> _TASK DIRECTIONS_
Return the entries below in their exact form, leaving the pictures out.

--- start of INPUT ---

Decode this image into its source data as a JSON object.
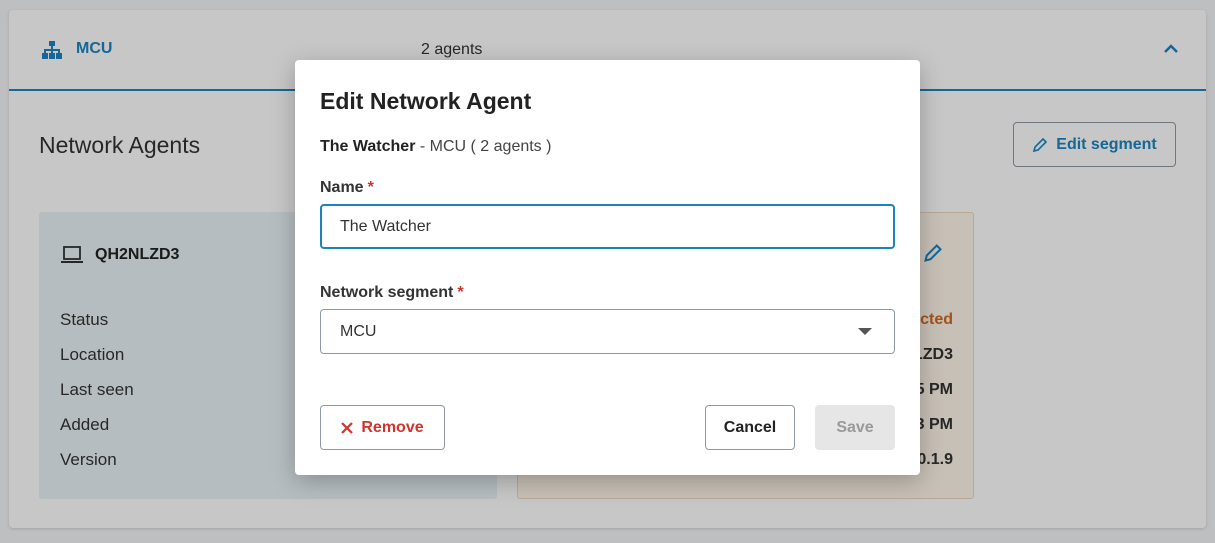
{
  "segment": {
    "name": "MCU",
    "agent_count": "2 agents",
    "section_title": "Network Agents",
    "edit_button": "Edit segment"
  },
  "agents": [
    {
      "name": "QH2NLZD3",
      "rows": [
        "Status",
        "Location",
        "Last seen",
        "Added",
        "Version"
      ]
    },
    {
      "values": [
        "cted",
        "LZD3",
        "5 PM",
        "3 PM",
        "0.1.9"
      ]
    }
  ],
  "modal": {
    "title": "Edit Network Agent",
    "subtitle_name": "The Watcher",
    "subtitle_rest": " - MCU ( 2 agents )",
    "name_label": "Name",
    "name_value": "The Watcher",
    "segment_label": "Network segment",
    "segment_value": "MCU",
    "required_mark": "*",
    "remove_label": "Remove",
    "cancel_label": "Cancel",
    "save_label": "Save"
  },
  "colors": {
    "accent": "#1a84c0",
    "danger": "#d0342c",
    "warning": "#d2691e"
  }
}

--- end of INPUT ---

> _EXERCISE OUTPUT_
Decode this image into its source data as a JSON object.
{
  "segment": {
    "name": "MCU",
    "agent_count": "2 agents",
    "section_title": "Network Agents",
    "edit_button": "Edit segment"
  },
  "agents": [
    {
      "name": "QH2NLZD3",
      "rows": [
        "Status",
        "Location",
        "Last seen",
        "Added",
        "Version"
      ]
    },
    {
      "values": [
        "cted",
        "LZD3",
        "5 PM",
        "3 PM",
        "0.1.9"
      ]
    }
  ],
  "modal": {
    "title": "Edit Network Agent",
    "subtitle_name": "The Watcher",
    "subtitle_rest": " - MCU ( 2 agents )",
    "name_label": "Name",
    "name_value": "The Watcher",
    "segment_label": "Network segment",
    "segment_value": "MCU",
    "required_mark": "*",
    "remove_label": "Remove",
    "cancel_label": "Cancel",
    "save_label": "Save"
  },
  "colors": {
    "accent": "#1a84c0",
    "danger": "#d0342c",
    "warning": "#d2691e"
  }
}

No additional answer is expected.